What to do
From the entries below, gather each line containing the word "Áramvételi".

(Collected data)
• • •

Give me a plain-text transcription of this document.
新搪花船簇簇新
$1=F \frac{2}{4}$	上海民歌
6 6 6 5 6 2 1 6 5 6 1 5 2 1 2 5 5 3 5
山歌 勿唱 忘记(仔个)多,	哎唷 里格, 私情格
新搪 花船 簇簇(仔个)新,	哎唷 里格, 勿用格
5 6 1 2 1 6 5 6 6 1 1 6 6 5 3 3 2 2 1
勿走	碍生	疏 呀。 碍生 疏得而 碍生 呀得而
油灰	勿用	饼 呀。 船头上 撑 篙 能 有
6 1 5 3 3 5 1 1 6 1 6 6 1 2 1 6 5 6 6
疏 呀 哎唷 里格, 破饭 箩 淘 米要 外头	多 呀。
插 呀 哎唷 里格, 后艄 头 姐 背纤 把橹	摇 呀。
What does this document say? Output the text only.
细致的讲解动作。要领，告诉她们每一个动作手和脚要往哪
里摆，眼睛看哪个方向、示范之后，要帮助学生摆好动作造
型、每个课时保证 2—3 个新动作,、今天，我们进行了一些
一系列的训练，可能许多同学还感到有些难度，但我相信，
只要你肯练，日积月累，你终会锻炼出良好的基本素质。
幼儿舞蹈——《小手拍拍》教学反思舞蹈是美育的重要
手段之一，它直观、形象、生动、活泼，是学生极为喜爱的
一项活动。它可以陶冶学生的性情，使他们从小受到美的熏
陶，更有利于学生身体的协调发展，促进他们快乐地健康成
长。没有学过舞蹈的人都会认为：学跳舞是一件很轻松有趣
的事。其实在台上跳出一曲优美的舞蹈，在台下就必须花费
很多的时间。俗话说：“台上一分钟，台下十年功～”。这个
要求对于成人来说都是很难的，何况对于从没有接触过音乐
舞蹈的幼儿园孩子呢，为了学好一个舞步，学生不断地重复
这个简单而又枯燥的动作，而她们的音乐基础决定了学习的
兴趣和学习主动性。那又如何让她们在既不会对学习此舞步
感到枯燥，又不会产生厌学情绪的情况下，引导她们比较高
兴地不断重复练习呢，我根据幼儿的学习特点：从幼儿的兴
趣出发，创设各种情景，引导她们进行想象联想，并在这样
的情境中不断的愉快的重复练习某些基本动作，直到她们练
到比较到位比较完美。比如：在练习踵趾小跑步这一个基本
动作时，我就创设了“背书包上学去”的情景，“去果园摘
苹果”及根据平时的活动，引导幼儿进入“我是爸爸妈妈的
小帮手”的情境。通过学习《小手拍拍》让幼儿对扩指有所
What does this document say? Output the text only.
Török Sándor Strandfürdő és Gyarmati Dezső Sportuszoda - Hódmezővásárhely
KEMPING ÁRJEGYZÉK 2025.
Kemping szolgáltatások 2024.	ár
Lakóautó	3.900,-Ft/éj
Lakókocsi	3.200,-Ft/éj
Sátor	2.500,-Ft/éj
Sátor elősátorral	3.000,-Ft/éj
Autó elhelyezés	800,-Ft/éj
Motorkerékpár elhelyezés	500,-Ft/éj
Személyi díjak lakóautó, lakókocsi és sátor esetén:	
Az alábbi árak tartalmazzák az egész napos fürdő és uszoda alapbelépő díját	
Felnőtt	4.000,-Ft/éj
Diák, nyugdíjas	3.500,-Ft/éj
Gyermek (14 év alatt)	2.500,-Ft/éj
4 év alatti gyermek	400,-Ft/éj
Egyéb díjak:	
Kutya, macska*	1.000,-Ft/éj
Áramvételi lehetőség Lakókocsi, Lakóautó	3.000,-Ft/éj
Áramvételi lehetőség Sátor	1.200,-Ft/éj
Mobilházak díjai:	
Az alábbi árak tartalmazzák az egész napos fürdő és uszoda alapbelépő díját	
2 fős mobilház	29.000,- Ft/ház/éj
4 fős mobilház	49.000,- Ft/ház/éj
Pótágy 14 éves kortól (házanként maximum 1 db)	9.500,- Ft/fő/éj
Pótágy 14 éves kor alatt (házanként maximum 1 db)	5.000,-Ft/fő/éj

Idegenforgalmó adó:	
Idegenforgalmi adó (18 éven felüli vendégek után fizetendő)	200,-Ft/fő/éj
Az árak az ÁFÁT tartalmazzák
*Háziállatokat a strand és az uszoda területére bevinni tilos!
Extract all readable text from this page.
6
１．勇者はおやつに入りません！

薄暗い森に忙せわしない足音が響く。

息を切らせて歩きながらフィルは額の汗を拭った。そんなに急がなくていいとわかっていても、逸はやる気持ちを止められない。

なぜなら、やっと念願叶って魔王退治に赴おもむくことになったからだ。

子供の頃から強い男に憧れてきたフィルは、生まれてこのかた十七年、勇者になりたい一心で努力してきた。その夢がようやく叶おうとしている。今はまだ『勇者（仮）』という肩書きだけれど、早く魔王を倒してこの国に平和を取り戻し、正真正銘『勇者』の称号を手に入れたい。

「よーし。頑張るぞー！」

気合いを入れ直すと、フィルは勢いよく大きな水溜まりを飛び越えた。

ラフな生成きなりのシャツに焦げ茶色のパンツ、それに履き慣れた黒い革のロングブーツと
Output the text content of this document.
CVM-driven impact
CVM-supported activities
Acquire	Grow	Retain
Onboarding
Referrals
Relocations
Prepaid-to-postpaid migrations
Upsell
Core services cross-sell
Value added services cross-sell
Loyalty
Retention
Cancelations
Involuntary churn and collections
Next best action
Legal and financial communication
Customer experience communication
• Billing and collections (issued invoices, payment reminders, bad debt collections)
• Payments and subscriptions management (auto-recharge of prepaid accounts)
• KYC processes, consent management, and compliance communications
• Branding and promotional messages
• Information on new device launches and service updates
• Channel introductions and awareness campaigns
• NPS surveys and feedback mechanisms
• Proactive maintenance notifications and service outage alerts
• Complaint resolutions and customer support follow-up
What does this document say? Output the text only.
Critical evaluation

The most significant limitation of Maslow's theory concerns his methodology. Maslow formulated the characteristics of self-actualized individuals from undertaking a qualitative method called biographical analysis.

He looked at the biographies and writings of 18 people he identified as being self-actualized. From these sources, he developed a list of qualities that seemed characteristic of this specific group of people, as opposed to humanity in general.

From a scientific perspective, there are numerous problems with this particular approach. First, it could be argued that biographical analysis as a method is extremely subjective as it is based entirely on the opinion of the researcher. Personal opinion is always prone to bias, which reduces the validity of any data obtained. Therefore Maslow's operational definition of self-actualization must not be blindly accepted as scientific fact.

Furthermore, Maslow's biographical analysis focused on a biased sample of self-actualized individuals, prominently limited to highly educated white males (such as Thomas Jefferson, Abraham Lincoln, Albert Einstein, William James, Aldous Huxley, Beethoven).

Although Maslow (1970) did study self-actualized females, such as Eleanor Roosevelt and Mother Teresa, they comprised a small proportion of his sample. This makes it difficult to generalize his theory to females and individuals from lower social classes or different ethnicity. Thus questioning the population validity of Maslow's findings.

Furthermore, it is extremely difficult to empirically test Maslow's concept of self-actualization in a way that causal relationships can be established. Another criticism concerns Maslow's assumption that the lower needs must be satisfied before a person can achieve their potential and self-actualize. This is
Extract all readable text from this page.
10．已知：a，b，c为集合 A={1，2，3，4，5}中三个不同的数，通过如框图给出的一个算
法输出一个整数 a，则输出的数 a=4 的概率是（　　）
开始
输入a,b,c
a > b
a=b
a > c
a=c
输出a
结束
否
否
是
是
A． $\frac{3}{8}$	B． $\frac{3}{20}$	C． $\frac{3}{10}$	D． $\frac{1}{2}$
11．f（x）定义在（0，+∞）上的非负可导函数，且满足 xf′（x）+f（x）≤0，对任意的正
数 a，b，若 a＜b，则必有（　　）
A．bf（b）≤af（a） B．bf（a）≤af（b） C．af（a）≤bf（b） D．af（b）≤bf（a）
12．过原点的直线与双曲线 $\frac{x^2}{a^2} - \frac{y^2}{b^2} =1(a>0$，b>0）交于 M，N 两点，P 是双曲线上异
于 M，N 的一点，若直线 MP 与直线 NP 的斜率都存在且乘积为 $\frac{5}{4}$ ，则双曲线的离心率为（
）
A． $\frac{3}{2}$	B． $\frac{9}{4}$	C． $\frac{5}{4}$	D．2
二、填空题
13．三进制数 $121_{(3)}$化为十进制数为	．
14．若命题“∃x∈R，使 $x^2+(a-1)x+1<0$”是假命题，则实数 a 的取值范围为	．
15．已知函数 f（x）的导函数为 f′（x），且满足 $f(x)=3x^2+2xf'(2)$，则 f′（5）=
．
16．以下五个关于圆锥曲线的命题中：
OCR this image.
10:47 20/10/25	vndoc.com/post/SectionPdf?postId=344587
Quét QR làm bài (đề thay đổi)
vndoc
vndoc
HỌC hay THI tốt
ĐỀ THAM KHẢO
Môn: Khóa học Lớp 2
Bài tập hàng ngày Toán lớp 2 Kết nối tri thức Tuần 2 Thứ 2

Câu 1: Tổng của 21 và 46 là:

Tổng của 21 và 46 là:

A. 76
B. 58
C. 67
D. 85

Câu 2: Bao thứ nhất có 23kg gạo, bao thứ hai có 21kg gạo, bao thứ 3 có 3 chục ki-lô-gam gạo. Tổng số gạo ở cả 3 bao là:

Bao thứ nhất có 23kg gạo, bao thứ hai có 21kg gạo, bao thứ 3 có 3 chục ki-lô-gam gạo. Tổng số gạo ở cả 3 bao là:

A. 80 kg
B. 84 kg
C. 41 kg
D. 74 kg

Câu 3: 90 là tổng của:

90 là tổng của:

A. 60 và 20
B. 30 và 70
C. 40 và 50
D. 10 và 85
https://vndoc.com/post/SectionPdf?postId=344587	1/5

• • •

Full answer
Áramvételi lehetőség Lakókocsi, Lakóautó	3.000,-Ft/éj
Áramvételi lehetőség Sátor	1.200,-Ft/éj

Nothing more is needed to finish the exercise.